Some records:
_ _ _ _

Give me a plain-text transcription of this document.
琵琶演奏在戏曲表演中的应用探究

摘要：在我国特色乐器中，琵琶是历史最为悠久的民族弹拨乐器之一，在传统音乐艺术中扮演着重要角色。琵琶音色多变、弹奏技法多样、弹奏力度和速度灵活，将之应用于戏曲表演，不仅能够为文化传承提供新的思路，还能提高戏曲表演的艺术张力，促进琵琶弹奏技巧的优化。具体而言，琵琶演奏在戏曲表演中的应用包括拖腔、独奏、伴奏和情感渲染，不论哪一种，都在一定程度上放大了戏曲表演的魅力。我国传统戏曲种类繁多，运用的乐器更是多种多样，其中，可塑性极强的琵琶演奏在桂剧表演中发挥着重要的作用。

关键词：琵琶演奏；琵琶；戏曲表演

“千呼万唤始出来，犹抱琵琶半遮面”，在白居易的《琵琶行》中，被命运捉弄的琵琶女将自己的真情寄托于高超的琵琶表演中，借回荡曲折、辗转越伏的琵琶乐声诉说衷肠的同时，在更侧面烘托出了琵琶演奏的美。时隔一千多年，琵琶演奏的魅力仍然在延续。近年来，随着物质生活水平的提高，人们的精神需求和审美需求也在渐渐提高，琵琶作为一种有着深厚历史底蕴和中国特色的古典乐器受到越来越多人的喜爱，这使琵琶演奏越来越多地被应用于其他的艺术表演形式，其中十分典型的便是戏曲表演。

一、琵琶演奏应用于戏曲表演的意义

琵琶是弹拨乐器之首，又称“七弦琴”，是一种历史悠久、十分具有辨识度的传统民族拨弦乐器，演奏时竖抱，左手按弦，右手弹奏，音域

_ _ _ _

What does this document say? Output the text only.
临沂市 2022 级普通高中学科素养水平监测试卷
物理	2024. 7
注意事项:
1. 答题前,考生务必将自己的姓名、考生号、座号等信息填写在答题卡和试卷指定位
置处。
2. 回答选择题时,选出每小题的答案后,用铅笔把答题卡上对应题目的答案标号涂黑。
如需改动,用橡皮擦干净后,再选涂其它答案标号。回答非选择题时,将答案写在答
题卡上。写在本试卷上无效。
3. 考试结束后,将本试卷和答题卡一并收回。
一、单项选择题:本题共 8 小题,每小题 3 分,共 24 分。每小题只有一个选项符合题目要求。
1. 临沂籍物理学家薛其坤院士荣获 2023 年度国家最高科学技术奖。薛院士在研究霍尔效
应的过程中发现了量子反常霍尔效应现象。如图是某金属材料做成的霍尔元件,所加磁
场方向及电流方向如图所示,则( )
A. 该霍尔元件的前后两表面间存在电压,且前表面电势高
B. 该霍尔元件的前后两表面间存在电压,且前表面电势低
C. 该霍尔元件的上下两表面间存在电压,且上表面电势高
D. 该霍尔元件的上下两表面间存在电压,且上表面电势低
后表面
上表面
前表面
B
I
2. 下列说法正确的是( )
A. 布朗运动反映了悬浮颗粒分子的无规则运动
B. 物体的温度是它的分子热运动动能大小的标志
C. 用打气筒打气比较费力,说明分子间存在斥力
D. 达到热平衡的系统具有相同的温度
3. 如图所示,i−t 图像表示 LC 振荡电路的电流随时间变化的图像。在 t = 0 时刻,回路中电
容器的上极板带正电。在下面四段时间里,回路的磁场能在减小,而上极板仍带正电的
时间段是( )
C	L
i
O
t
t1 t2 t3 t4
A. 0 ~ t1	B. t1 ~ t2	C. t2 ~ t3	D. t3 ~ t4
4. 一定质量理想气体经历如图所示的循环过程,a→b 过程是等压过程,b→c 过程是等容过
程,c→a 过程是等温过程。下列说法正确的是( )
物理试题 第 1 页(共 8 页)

_ _ _ _

**Given problem:** In the entries above, how many lines contain the word "this"? Answer with the number only.

**Task result:** 2